Leave out the pictures; transcribe all else exactly.
BEGIN Records for processing
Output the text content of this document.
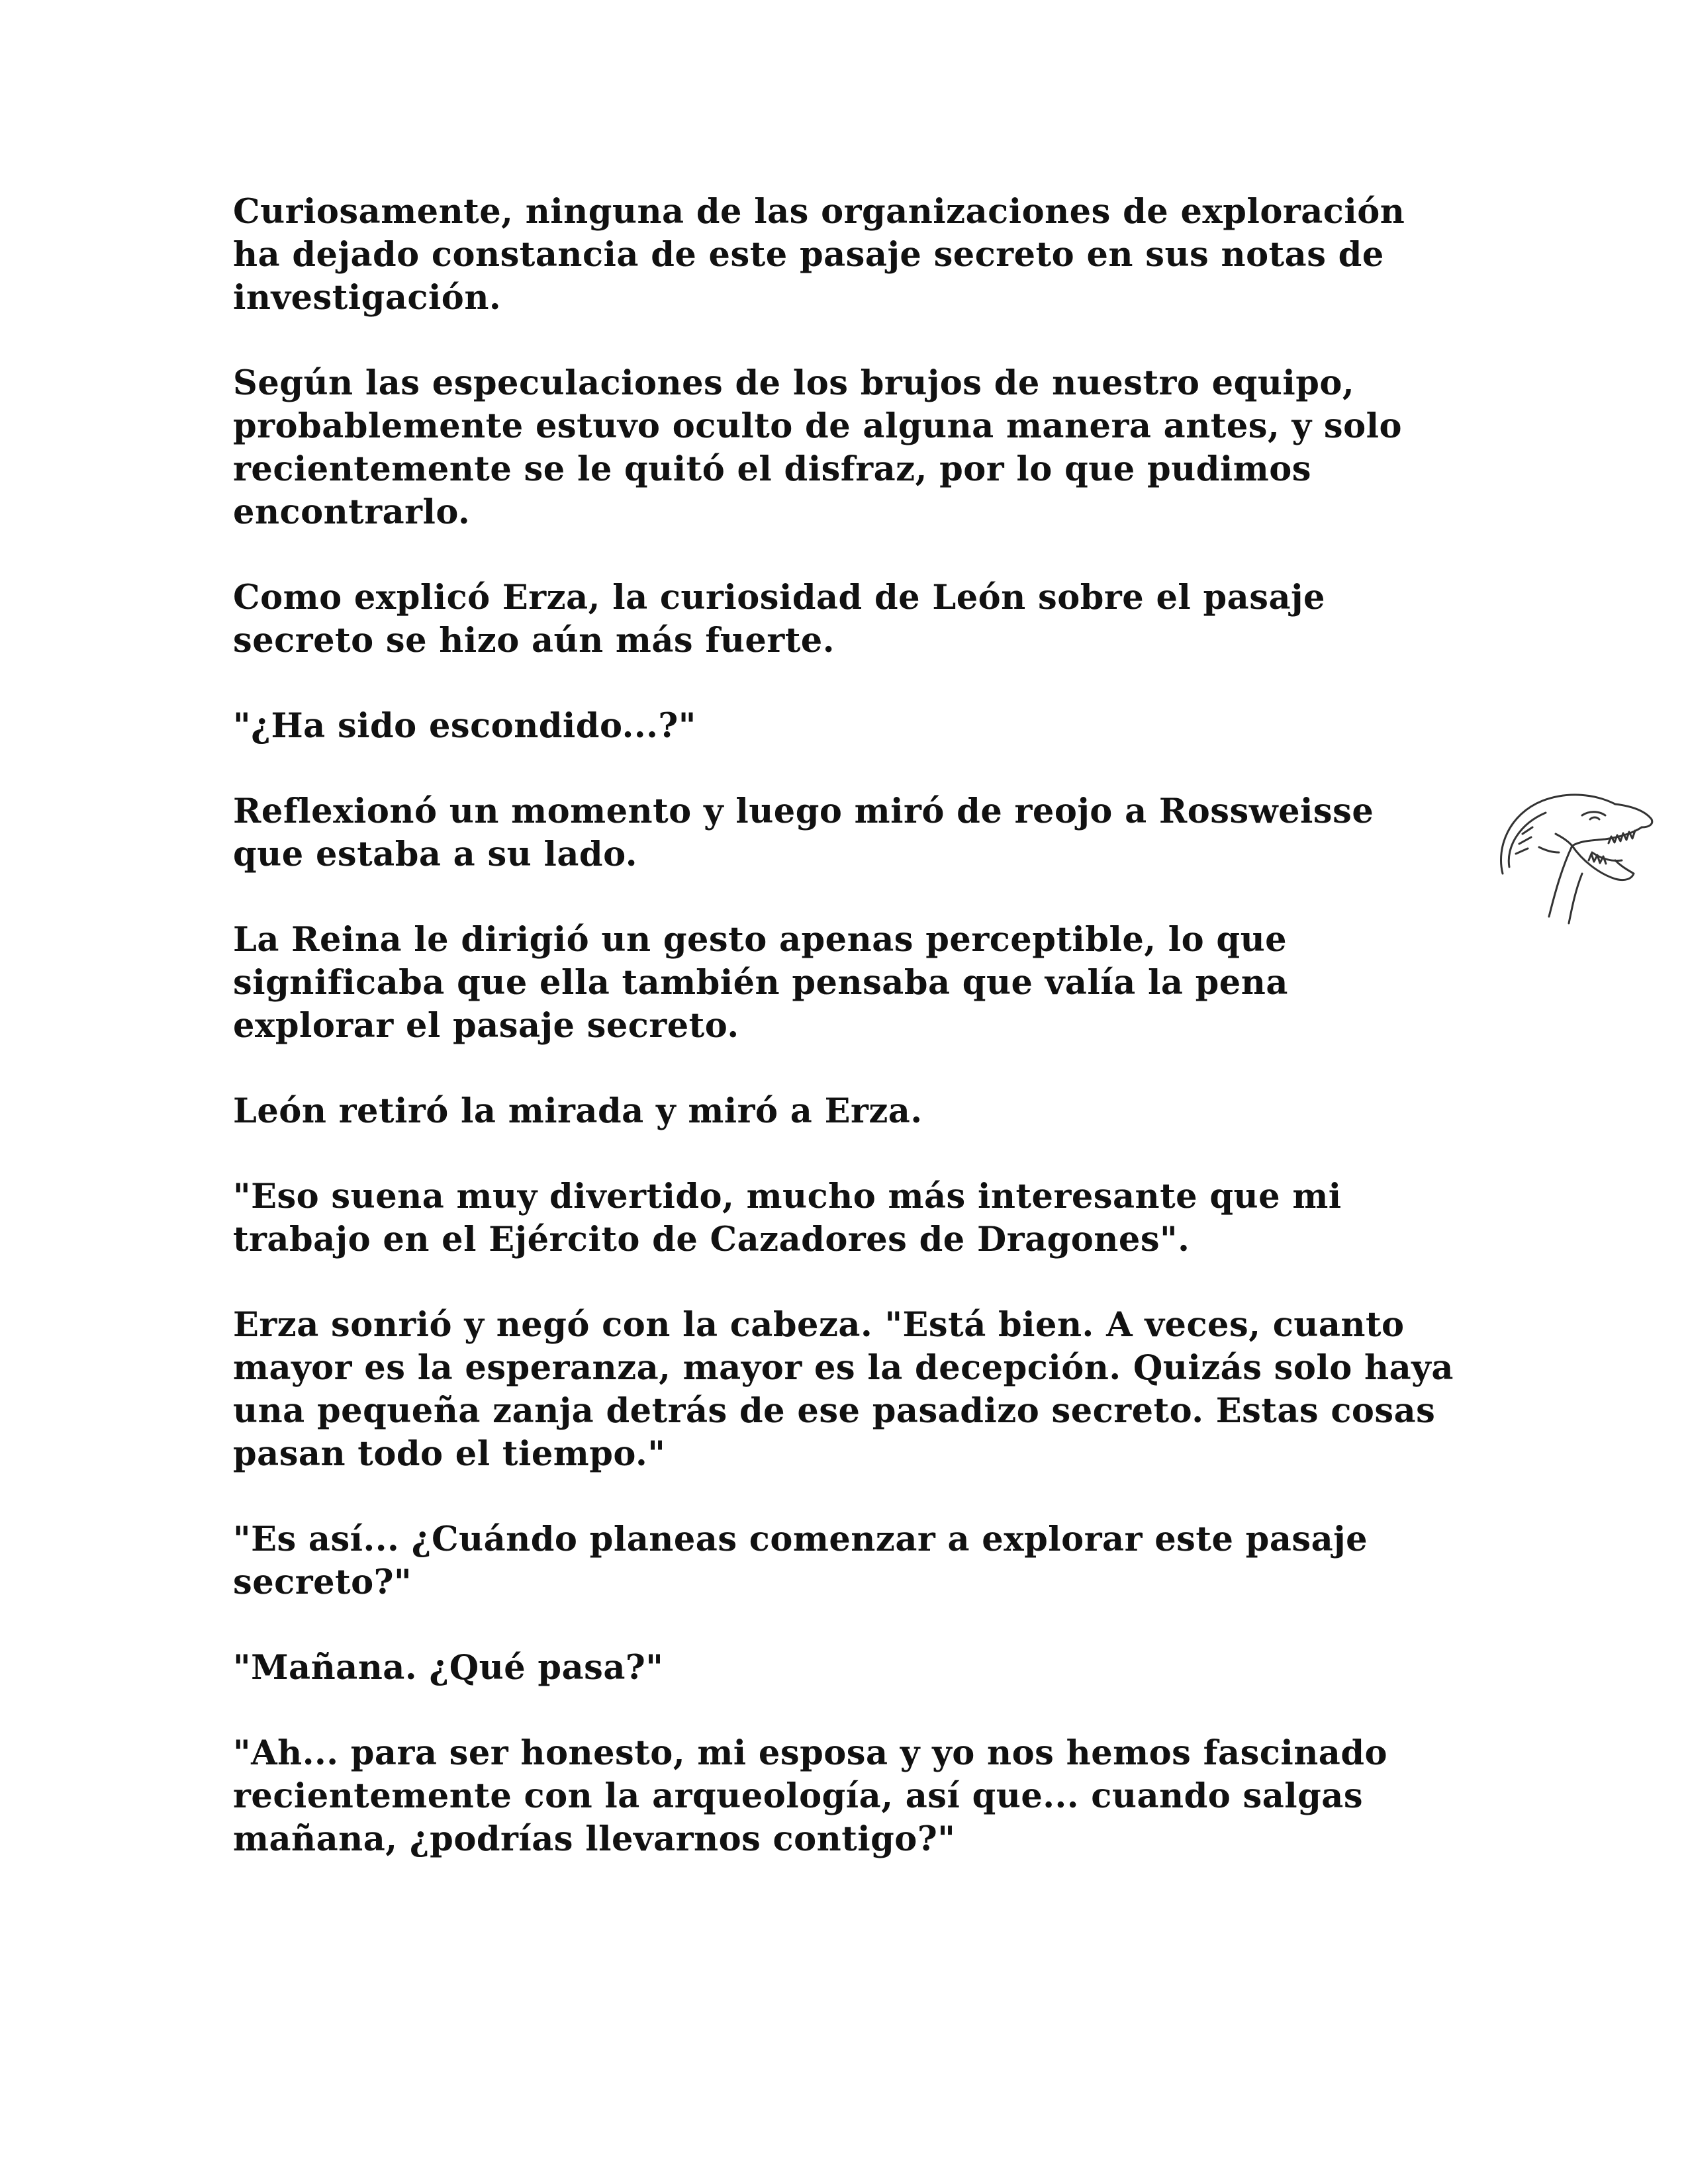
Curiosamente, ninguna de las organizaciones de exploración
ha dejado constancia de este pasaje secreto en sus notas de
investigación.

Según las especulaciones de los brujos de nuestro equipo,
probablemente estuvo oculto de alguna manera antes, y solo
recientemente se le quitó el disfraz, por lo que pudimos
encontrarlo.

Como explicó Erza, la curiosidad de León sobre el pasaje
secreto se hizo aún más fuerte.

"¿Ha sido escondido...?"

Reflexionó un momento y luego miró de reojo a Rossweisse
que estaba a su lado.

La Reina le dirigió un gesto apenas perceptible, lo que
significaba que ella también pensaba que valía la pena
explorar el pasaje secreto.

León retiró la mirada y miró a Erza.

"Eso suena muy divertido, mucho más interesante que mi
trabajo en el Ejército de Cazadores de Dragones".

Erza sonrió y negó con la cabeza. "Está bien. A veces, cuanto
mayor es la esperanza, mayor es la decepción. Quizás solo haya
una pequeña zanja detrás de ese pasadizo secreto. Estas cosas
pasan todo el tiempo."

"Es así... ¿Cuándo planeas comenzar a explorar este pasaje
secreto?"

"Mañana. ¿Qué pasa?"

"Ah... para ser honesto, mi esposa y yo nos hemos fascinado
recientemente con la arqueología, así que... cuando salgas
mañana, ¿podrías llevarnos contigo?"
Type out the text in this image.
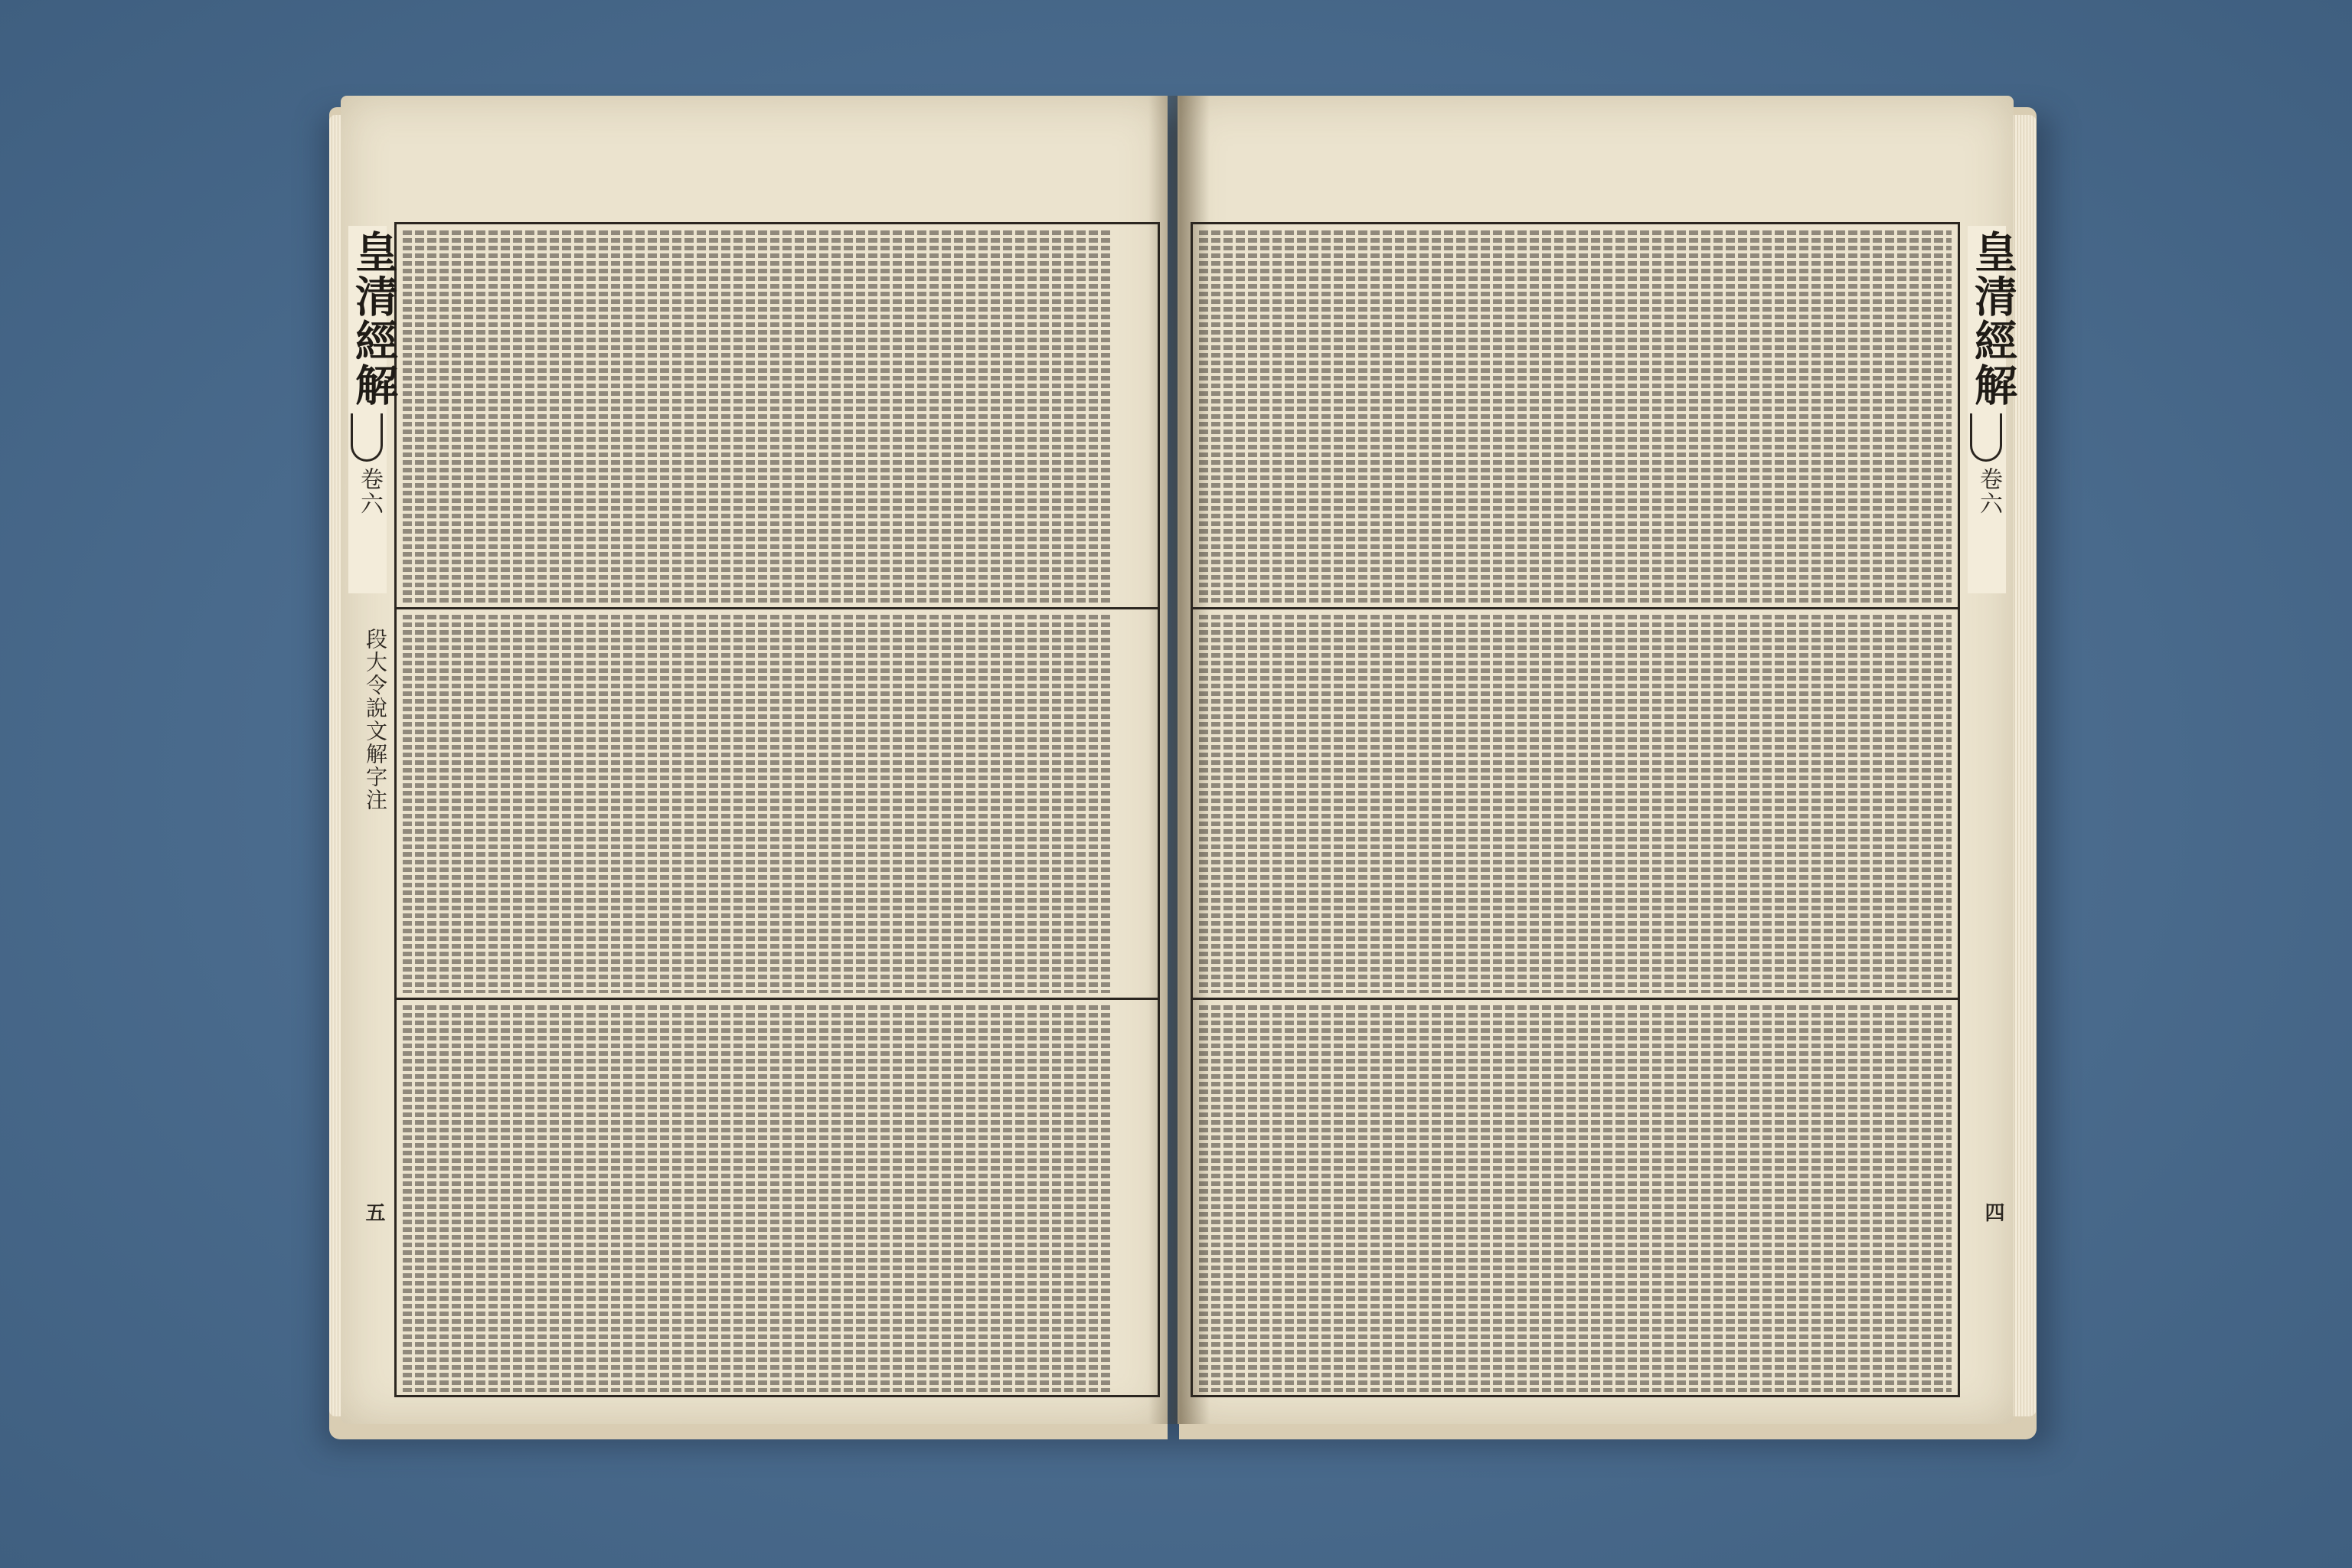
皇清經解
卷六
段大令說文解字注
五
皇清經解
卷六
四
END Records for processing
> **The result**
Output the text content of this document.
Curiosamente, ninguna de las organizaciones de exploración
ha dejado constancia de este pasaje secreto en sus notas de
investigación.

Según las especulaciones de los brujos de nuestro equipo,
probablemente estuvo oculto de alguna manera antes, y solo
recientemente se le quitó el disfraz, por lo que pudimos
encontrarlo.

Como explicó Erza, la curiosidad de León sobre el pasaje
secreto se hizo aún más fuerte.

"¿Ha sido escondido...?"

Reflexionó un momento y luego miró de reojo a Rossweisse
que estaba a su lado.

La Reina le dirigió un gesto apenas perceptible, lo que
significaba que ella también pensaba que valía la pena
explorar el pasaje secreto.

León retiró la mirada y miró a Erza.

"Eso suena muy divertido, mucho más interesante que mi
trabajo en el Ejército de Cazadores de Dragones".

Erza sonrió y negó con la cabeza. "Está bien. A veces, cuanto
mayor es la esperanza, mayor es la decepción. Quizás solo haya
una pequeña zanja detrás de ese pasadizo secreto. Estas cosas
pasan todo el tiempo."

"Es así... ¿Cuándo planeas comenzar a explorar este pasaje
secreto?"

"Mañana. ¿Qué pasa?"

"Ah... para ser honesto, mi esposa y yo nos hemos fascinado
recientemente con la arqueología, así que... cuando salgas
mañana, ¿podrías llevarnos contigo?"
Type out the text in this image.
皇清經解
卷六
段大令說文解字注
五
皇清經解
卷六
四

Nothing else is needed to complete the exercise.